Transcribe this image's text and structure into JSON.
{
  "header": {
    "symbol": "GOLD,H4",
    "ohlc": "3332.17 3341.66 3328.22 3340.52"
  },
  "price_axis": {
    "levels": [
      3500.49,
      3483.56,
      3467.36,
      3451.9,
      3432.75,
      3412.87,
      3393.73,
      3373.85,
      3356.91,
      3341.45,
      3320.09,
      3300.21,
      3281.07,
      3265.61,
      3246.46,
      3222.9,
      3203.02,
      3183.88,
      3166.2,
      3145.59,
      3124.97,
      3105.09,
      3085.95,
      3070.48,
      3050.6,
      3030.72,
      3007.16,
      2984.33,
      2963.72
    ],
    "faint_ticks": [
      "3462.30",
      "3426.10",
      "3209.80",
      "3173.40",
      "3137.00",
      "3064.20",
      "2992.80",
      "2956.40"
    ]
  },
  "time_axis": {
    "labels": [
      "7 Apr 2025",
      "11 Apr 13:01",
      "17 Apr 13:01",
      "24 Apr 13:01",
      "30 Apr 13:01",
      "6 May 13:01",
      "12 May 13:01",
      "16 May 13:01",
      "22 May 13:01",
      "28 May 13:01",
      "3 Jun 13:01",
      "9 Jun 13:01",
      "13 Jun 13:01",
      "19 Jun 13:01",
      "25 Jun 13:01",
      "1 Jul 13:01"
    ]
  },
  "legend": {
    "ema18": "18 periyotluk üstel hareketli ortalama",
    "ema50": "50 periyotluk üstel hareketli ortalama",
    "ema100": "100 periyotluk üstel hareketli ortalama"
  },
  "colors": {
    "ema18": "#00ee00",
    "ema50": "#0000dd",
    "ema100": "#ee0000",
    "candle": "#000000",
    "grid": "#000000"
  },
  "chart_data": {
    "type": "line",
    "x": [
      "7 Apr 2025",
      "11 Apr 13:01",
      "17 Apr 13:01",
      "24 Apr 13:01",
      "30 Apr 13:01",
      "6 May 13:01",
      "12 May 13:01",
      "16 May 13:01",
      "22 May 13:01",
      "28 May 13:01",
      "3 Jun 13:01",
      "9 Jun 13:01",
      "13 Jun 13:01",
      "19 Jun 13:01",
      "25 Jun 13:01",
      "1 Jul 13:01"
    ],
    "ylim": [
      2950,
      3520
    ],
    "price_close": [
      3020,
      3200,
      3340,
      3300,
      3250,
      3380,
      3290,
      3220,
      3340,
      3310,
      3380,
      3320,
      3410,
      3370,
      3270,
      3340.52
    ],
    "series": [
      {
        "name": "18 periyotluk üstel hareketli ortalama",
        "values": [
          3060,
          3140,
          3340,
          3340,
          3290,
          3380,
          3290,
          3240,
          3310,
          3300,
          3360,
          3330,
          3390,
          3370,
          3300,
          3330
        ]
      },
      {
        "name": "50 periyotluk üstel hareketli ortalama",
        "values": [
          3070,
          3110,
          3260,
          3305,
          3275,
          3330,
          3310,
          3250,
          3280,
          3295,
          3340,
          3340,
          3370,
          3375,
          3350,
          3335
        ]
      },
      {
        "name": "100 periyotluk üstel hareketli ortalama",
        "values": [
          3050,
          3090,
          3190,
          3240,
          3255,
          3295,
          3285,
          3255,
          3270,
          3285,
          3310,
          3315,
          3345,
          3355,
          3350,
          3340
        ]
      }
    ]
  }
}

# Directive
Only the number is wanted: how many lines in the data include the string "ortalama"?

# Solved exercise
6